[WHAT YOU NEED TO DO] Bring together all lines of the material below that contain the string "shift".
= = = = =
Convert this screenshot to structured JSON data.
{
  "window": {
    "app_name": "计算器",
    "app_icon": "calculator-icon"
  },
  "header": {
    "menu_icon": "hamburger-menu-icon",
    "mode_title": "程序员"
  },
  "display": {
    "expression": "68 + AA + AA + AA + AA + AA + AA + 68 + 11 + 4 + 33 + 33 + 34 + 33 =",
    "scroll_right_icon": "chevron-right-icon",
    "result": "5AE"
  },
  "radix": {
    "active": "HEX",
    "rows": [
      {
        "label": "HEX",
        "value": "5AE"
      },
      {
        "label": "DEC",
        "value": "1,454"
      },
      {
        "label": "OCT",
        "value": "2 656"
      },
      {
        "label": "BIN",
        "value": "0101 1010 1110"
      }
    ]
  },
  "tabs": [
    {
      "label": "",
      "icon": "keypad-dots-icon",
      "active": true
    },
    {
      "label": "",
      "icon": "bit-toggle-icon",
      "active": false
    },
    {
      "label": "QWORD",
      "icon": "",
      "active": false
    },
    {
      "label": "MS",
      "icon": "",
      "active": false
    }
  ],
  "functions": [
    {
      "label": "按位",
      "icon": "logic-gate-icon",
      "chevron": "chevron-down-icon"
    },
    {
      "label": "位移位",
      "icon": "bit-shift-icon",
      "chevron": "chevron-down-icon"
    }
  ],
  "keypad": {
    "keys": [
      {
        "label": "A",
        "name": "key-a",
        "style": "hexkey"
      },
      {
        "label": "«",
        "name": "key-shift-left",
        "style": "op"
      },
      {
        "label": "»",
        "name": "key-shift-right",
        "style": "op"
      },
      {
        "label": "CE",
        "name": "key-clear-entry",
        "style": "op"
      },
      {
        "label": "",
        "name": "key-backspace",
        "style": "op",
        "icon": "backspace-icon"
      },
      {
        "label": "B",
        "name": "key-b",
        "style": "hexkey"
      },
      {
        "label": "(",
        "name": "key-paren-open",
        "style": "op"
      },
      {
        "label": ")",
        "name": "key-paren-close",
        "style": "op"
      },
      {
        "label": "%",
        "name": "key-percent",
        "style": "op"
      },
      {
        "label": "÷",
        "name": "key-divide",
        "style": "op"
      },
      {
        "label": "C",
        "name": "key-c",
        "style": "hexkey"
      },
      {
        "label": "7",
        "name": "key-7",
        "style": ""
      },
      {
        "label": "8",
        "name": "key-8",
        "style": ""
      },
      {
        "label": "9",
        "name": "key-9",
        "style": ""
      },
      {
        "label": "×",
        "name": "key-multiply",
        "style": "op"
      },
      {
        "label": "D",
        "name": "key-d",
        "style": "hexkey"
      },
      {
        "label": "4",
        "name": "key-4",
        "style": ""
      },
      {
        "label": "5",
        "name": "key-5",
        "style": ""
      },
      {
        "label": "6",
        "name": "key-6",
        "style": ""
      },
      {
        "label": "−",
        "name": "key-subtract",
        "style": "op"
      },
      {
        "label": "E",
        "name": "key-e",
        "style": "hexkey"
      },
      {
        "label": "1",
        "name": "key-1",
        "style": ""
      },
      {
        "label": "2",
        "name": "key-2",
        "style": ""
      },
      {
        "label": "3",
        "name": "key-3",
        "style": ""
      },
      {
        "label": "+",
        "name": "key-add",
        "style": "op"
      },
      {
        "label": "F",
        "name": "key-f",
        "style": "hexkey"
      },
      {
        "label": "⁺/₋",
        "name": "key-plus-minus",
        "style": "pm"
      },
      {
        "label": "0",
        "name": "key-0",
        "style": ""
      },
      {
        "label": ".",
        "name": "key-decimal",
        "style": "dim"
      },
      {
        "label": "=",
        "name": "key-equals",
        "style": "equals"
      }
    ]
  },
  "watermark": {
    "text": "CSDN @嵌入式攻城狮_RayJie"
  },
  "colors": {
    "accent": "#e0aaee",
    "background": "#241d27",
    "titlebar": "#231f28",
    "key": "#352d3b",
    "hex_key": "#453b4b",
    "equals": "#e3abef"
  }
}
= = = = =
[ANSWER TO THIS EXERCISE]
      "icon": "bit-shift-icon",
        "name": "key-shift-left",
        "name": "key-shift-right",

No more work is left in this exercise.